WHAT IS NEEDED: Your task is to give the data again, exactly, with every line intact.

ITEMS:

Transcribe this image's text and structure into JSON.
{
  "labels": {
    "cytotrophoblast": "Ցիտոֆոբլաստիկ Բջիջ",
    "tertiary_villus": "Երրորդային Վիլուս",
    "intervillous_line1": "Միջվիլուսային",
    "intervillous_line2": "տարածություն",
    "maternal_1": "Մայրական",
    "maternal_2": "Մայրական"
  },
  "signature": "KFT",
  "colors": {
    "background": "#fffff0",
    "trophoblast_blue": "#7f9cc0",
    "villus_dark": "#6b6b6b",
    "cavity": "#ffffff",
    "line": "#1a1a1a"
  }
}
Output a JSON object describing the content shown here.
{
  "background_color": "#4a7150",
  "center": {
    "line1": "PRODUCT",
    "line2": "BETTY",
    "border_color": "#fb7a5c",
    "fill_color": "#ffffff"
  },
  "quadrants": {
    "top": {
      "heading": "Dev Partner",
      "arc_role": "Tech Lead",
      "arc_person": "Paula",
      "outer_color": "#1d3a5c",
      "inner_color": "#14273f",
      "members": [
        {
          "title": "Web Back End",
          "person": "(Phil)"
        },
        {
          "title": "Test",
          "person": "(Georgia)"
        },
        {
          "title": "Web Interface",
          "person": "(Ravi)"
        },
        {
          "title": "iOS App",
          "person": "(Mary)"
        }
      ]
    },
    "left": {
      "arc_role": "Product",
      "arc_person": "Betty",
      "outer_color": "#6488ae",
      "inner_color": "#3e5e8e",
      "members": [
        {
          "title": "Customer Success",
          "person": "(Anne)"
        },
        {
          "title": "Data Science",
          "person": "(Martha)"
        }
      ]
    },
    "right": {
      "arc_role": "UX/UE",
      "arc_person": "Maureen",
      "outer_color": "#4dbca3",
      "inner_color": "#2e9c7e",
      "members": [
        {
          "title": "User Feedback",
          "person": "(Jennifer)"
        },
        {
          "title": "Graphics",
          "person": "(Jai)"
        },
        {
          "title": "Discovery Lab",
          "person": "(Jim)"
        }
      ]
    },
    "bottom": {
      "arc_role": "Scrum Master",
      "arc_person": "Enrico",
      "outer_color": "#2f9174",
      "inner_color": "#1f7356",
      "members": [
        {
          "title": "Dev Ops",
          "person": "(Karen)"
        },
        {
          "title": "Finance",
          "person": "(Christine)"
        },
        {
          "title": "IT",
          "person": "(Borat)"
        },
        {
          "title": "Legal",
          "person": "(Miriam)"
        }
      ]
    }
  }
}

EXERCISE OUTPUT:
Transcribe this image's text and structure into JSON.
{
  "labels": {
    "cytotrophoblast": "Ցիտոֆոբլաստիկ Բջիջ",
    "tertiary_villus": "Երրորդային Վիլուս",
    "intervillous_line1": "Միջվիլուսային",
    "intervillous_line2": "տարածություն",
    "maternal_1": "Մայրական",
    "maternal_2": "Մայրական"
  },
  "signature": "KFT",
  "colors": {
    "background": "#fffff0",
    "trophoblast_blue": "#7f9cc0",
    "villus_dark": "#6b6b6b",
    "cavity": "#ffffff",
    "line": "#1a1a1a"
  }
}
Output a JSON object describing the content shown here.
{
  "background_color": "#4a7150",
  "center": {
    "line1": "PRODUCT",
    "line2": "BETTY",
    "border_color": "#fb7a5c",
    "fill_color": "#ffffff"
  },
  "quadrants": {
    "top": {
      "heading": "Dev Partner",
      "arc_role": "Tech Lead",
      "arc_person": "Paula",
      "outer_color": "#1d3a5c",
      "inner_color": "#14273f",
      "members": [
        {
          "title": "Web Back End",
          "person": "(Phil)"
        },
        {
          "title": "Test",
          "person": "(Georgia)"
        },
        {
          "title": "Web Interface",
          "person": "(Ravi)"
        },
        {
          "title": "iOS App",
          "person": "(Mary)"
        }
      ]
    },
    "left": {
      "arc_role": "Product",
      "arc_person": "Betty",
      "outer_color": "#6488ae",
      "inner_color": "#3e5e8e",
      "members": [
        {
          "title": "Customer Success",
          "person": "(Anne)"
        },
        {
          "title": "Data Science",
          "person": "(Martha)"
        }
      ]
    },
    "right": {
      "arc_role": "UX/UE",
      "arc_person": "Maureen",
      "outer_color": "#4dbca3",
      "inner_color": "#2e9c7e",
      "members": [
        {
          "title": "User Feedback",
          "person": "(Jennifer)"
        },
        {
          "title": "Graphics",
          "person": "(Jai)"
        },
        {
          "title": "Discovery Lab",
          "person": "(Jim)"
        }
      ]
    },
    "bottom": {
      "arc_role": "Scrum Master",
      "arc_person": "Enrico",
      "outer_color": "#2f9174",
      "inner_color": "#1f7356",
      "members": [
        {
          "title": "Dev Ops",
          "person": "(Karen)"
        },
        {
          "title": "Finance",
          "person": "(Christine)"
        },
        {
          "title": "IT",
          "person": "(Borat)"
        },
        {
          "title": "Legal",
          "person": "(Miriam)"
        }
      ]
    }
  }
}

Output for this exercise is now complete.